-- EXERCISE --
How would the image-captioning spec continue? Write its next part, picking up after the last sentence shown.

*** EXCERPT ***

- `thiserror`
## Forbidden dependencies
- `kebab-source-fs`, `kebab-parse-md`, `kebab-normalize`, `kebab-chunk`, `kebab-store-*`, `kebab-embed*`, `kebab-search`, `kebab-rag`, `kebab-llm-local` (only via trait), `kebab-tui`, `kebab-desktop`
## Inputs
| input | type | source |
|-------|------|--------|
| image bytes | `&[u8]` | extractor |
| `dyn LanguageModel` (vision-capable) | runtime | injected |
| `kebab-config.image.caption` | `{ enabled, max_pixels, prompt_template_version }` | runtime |
## Outputs
| output | type | downstream |
|--------|------|------------|
| `ModelCaption` | `kebab_core::ModelCaption` | merged into `ImageRefBlock.caption` |
## Public surface (signatures only — no new types)
```rust
pub fn caption_image(
llm: &dyn kebab_core::LanguageModel,
image_bytes: &[u8],
cfg: &kebab_config::Config,
) -> anyhow::Result<kebab_core::ModelCaption>;
pub fn apply_caption(
llm: &dyn kebab_core::LanguageModel,
image_bytes: &[u8],
block: &mut kebab_core::ImageRefBlock,
cfg: &kebab_config::Config,
) -> anyhow::Result<()>;
```
## Behavior contract
- Feature gate: if `config.image.caption.enabled = false` (default), `apply_caption` is a no-op (returns `Ok(())` without invoking LM).
- Pre-process: downscale image to `config.image.caption.max_pixels` (default 768×768 long edge) preserving aspect; encode as PNG.
- Build prompt:
- `system = "이미지를 한 문장으로 객관적으로 설명한다. 추측은 피하고, 보이는 것만 적는다."`
- `user` = `[image_base64]\n\n위 이미지를 한국어로 한 문장으로 설명하라.` (if `lang` hint == "ko") or English variant otherwise.
- The base64 wrapper assumes the LM adapter routes vision inputs via Ollama's `images: [base64]` field (this is provider-specific; the adapter is responsible for rendering the prompt to wire). For non-vision LMs, return an error and skip.
- Call `llm.generate_stream(GenerateRequest { system, user, stop: vec!["\n\n"], max_tokens: 96, temperature: 0.0, seed: Some(0) })`. Collect tokens until `Done`.
- `ModelCaption { text: collected, model: llm.model_ref().id, model_version: llm.model_ref().provider }` (use provider as a coarse "version" proxy; if a vision model exposes a stable revision, prefer that).

*** End of EXCERPT ***
*** SOURCE MATERIAL ***

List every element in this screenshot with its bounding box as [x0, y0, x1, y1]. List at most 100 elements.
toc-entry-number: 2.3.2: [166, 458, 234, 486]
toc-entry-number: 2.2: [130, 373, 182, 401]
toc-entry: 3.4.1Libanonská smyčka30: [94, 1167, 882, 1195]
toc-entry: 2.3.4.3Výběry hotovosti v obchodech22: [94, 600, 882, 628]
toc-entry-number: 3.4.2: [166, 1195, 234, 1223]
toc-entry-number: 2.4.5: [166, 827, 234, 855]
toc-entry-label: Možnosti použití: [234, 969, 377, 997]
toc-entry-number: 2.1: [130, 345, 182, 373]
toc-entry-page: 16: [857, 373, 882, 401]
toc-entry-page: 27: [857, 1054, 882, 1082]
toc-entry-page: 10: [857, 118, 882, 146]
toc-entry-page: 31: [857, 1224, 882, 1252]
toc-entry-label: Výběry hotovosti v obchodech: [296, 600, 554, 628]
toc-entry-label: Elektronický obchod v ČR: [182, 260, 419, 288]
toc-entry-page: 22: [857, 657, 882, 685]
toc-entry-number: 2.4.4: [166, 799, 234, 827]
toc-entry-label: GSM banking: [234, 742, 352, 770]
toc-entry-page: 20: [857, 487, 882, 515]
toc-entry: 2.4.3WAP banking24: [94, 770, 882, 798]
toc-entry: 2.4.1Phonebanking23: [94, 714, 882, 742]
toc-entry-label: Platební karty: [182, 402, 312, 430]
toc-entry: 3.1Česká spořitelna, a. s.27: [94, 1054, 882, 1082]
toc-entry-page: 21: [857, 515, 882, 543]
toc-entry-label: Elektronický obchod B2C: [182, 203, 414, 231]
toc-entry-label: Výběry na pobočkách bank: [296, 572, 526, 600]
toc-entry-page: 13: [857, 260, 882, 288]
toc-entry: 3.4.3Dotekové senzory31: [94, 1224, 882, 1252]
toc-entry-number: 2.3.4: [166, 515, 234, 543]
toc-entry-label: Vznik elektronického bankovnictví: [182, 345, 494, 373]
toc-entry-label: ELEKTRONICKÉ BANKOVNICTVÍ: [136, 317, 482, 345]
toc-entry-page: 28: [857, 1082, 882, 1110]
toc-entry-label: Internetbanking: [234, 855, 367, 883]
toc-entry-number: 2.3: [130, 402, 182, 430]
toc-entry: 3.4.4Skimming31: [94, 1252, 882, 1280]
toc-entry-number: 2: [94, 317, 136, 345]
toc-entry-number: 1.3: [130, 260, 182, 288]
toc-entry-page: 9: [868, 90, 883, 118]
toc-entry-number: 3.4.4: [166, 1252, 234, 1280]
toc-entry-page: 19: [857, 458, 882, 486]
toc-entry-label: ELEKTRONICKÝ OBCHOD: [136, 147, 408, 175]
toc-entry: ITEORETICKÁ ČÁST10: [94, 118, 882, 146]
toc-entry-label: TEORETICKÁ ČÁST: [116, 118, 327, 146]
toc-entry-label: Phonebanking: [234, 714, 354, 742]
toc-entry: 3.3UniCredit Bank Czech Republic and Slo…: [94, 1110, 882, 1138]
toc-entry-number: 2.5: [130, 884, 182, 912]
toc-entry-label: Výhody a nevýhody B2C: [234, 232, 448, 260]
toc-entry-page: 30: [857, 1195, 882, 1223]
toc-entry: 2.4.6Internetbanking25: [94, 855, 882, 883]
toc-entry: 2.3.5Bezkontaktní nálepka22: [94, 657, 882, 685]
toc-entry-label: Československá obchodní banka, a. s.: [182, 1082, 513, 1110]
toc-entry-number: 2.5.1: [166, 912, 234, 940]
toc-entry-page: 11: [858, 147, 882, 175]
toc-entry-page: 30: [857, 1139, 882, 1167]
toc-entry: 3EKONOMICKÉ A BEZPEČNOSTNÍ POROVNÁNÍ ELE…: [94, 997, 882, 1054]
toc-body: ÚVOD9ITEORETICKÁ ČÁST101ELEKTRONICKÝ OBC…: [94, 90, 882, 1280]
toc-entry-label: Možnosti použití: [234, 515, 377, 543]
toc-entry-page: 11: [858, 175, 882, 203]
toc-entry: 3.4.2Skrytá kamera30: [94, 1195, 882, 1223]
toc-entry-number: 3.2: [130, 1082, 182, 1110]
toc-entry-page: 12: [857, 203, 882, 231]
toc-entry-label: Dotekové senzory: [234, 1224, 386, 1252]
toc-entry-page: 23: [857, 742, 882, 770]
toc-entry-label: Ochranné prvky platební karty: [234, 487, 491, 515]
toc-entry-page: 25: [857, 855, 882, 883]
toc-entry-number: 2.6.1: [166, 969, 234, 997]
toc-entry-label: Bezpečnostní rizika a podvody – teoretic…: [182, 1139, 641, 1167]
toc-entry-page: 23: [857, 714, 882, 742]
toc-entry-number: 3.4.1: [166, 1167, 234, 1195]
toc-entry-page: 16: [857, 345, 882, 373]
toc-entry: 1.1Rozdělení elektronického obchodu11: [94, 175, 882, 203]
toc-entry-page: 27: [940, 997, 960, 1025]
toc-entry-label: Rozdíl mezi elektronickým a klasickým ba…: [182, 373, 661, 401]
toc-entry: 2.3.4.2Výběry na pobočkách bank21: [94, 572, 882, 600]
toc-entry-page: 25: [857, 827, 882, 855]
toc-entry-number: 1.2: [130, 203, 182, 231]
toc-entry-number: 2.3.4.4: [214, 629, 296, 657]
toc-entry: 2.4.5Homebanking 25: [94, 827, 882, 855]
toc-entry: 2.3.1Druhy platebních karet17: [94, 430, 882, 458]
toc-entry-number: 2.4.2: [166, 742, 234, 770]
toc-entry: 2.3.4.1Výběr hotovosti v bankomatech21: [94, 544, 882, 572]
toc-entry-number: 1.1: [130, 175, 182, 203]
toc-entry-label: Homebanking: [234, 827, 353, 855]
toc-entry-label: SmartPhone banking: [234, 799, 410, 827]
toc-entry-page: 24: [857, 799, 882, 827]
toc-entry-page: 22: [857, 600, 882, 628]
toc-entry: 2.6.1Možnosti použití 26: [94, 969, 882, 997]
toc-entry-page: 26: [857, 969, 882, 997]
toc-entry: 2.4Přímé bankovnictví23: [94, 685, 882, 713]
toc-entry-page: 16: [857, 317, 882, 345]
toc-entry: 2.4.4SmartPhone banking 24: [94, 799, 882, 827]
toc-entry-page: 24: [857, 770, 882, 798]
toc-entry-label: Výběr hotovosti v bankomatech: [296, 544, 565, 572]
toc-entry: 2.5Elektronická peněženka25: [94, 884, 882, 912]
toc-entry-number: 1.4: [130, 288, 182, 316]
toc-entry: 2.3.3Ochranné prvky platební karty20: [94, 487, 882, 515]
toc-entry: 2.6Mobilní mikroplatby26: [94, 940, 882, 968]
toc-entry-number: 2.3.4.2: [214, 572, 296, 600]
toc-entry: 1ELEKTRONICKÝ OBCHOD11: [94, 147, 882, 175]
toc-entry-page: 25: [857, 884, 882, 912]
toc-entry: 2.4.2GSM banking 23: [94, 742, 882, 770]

*** End of SOURCE MATERIAL ***

-- REPLY --
- `apply_caption` sets `block.caption = Some(...)` and appends `Provenance::CaptionApplied` event.
- Trust: caption is **model-generated** and labeled `trust_level = TrustLevel::Generated` if the caller propagates trust into chunk-level UI; this task only emits the `ModelCaption`.
- Failure modes:
- LM error → return `anyhow::Error`; caller may decide to skip (do not fail the entire ingest).
- Empty LM output → still set `block.caption = Some(ModelCaption { text: "" })` so downstream code can distinguish "captioning attempted, no result" from "captioning never attempted".
- Determinism: `temperature=0` + `seed=0`. Tests use `MockLanguageModel` to assert deterministic captions.
## Storage / wire effects
- None directly. Caller persists via `kebab-store-sqlite`.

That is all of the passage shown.